[begin RECORD EXTRACTS]

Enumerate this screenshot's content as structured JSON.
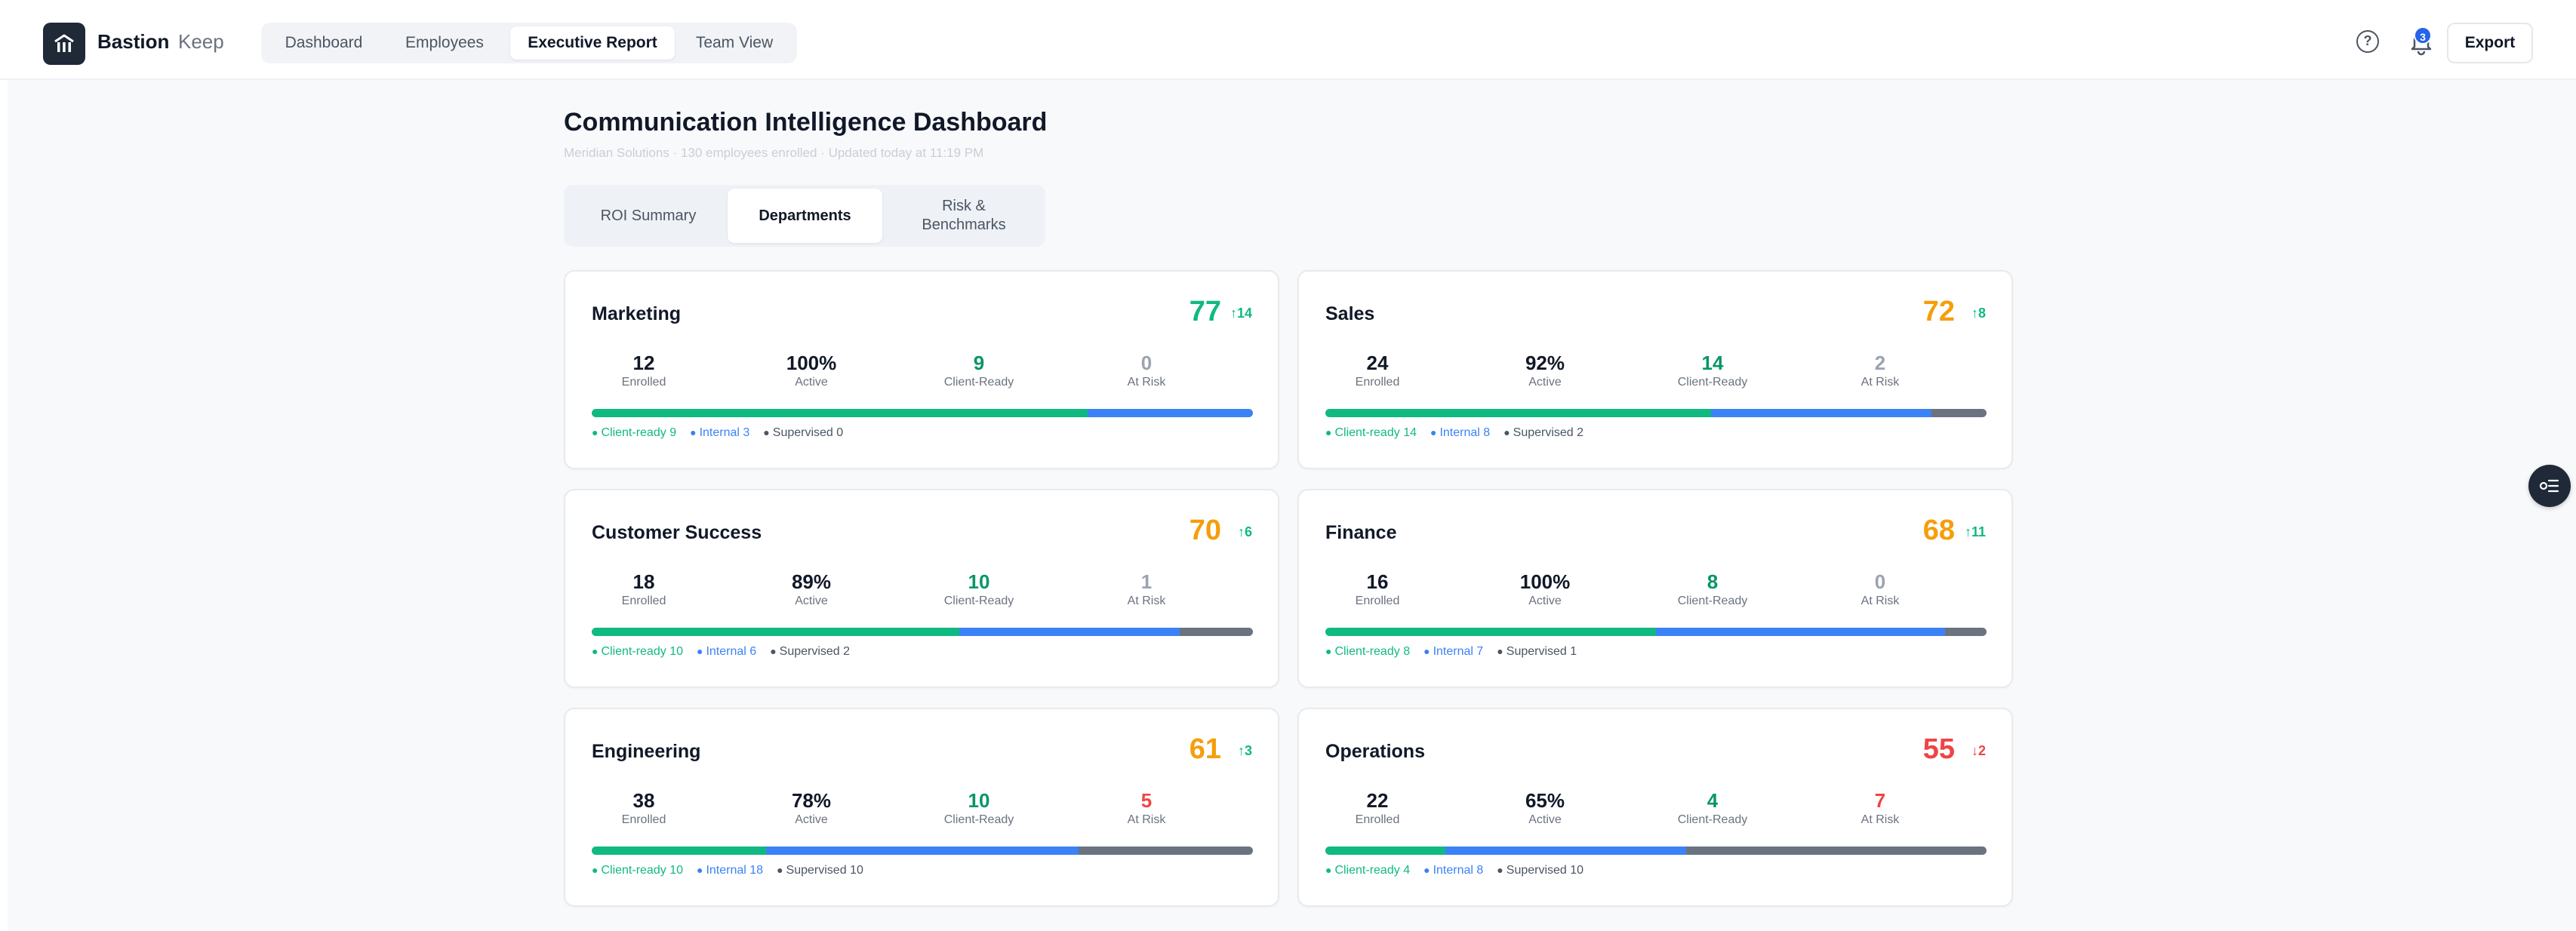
{
  "brand": {
    "name": "Bastion",
    "sub": "Keep"
  },
  "nav": {
    "items": [
      "Dashboard",
      "Employees",
      "Executive Report",
      "Team View"
    ],
    "active": 2
  },
  "header": {
    "notification_count": "3",
    "export_label": "Export"
  },
  "page": {
    "title": "Communication Intelligence Dashboard",
    "subtitle": "Meridian Solutions · 130 employees enrolled · Updated today at 11:19 PM"
  },
  "subtabs": {
    "items": [
      "ROI Summary",
      "Departments",
      "Risk & Benchmarks"
    ],
    "active": 1
  },
  "stat_labels": {
    "enrolled": "Enrolled",
    "active": "Active",
    "client_ready": "Client-Ready",
    "at_risk": "At Risk"
  },
  "legend_labels": {
    "client_ready": "Client-ready",
    "internal": "Internal",
    "supervised": "Supervised"
  },
  "colors": {
    "green": "#10b981",
    "blue": "#3b82f6",
    "gray": "#6b7280",
    "orange": "#f59e0b",
    "red": "#ef4444",
    "score_green": "#10b981",
    "client_ready_text": "#059669"
  },
  "departments": [
    {
      "name": "Marketing",
      "score": "77",
      "trend": "↑14",
      "trend_dir": "up",
      "score_color": "#10b981",
      "enrolled": "12",
      "active": "100%",
      "client_ready": "9",
      "at_risk": "0",
      "at_risk_color": "#9ca3af",
      "split": {
        "client_ready": 9,
        "internal": 3,
        "supervised": 0
      }
    },
    {
      "name": "Sales",
      "score": "72",
      "trend": "↑8",
      "trend_dir": "up",
      "score_color": "#f59e0b",
      "enrolled": "24",
      "active": "92%",
      "client_ready": "14",
      "at_risk": "2",
      "at_risk_color": "#9ca3af",
      "split": {
        "client_ready": 14,
        "internal": 8,
        "supervised": 2
      }
    },
    {
      "name": "Customer Success",
      "score": "70",
      "trend": "↑6",
      "trend_dir": "up",
      "score_color": "#f59e0b",
      "enrolled": "18",
      "active": "89%",
      "client_ready": "10",
      "at_risk": "1",
      "at_risk_color": "#9ca3af",
      "split": {
        "client_ready": 10,
        "internal": 6,
        "supervised": 2
      }
    },
    {
      "name": "Finance",
      "score": "68",
      "trend": "↑11",
      "trend_dir": "up",
      "score_color": "#f59e0b",
      "enrolled": "16",
      "active": "100%",
      "client_ready": "8",
      "at_risk": "0",
      "at_risk_color": "#9ca3af",
      "split": {
        "client_ready": 8,
        "internal": 7,
        "supervised": 1
      }
    },
    {
      "name": "Engineering",
      "score": "61",
      "trend": "↑3",
      "trend_dir": "up",
      "score_color": "#f59e0b",
      "enrolled": "38",
      "active": "78%",
      "client_ready": "10",
      "at_risk": "5",
      "at_risk_color": "#ef4444",
      "split": {
        "client_ready": 10,
        "internal": 18,
        "supervised": 10
      }
    },
    {
      "name": "Operations",
      "score": "55",
      "trend": "↓2",
      "trend_dir": "down",
      "score_color": "#ef4444",
      "enrolled": "22",
      "active": "65%",
      "client_ready": "4",
      "at_risk": "7",
      "at_risk_color": "#ef4444",
      "split": {
        "client_ready": 4,
        "internal": 8,
        "supervised": 10
      }
    }
  ]
}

[end RECORD EXTRACTS]

Go through the entries and return each line where the word "name" appears.

RESULT BELOW:
    "name": "Bastion",
      "name": "Marketing",
      "name": "Sales",
      "name": "Customer Success",
      "name": "Finance",
      "name": "Engineering",
      "name": "Operations",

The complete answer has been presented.